## Extracted material
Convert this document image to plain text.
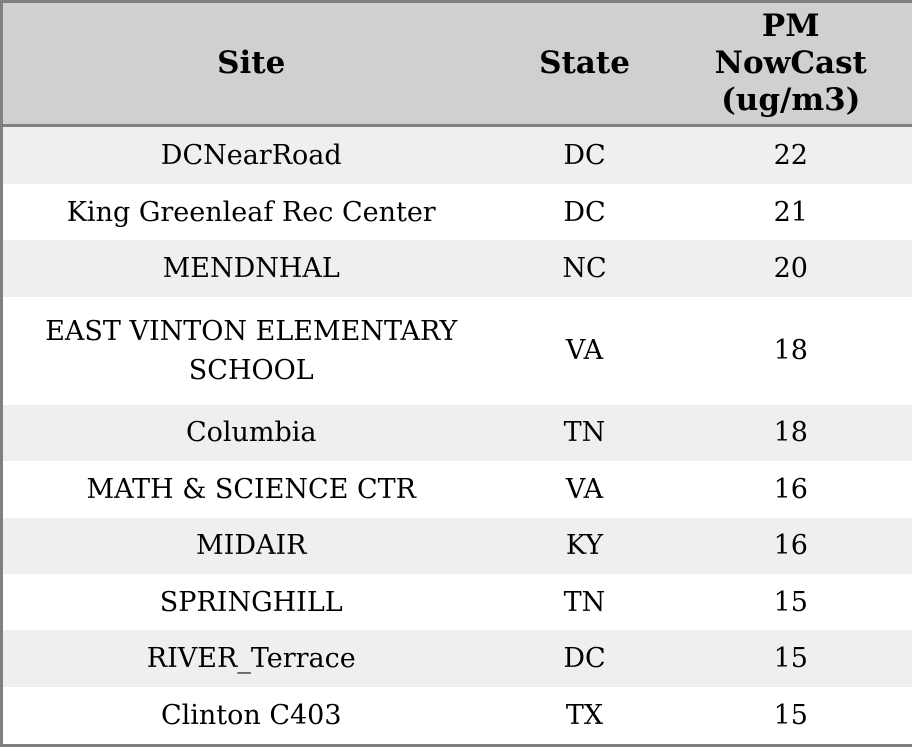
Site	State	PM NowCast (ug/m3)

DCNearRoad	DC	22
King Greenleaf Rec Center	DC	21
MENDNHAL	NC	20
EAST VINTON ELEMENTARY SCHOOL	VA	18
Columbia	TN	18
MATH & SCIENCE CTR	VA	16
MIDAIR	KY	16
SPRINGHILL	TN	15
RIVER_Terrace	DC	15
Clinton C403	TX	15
---
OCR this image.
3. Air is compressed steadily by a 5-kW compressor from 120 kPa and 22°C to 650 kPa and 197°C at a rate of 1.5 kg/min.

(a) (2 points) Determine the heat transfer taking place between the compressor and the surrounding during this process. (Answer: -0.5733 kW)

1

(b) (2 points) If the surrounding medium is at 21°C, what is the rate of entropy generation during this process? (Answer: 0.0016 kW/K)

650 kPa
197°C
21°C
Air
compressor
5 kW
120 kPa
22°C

## What you will do
Read the data above. Pull out each line in which the string "surrounding" appears.

## Full solution
(a) (2 points) Determine the heat transfer taking place between the compressor and the surrounding during this process. (Answer: -0.5733 kW)
(b) (2 points) If the surrounding medium is at 21°C, what is the rate of entropy generation during this process? (Answer: 0.0016 kW/K)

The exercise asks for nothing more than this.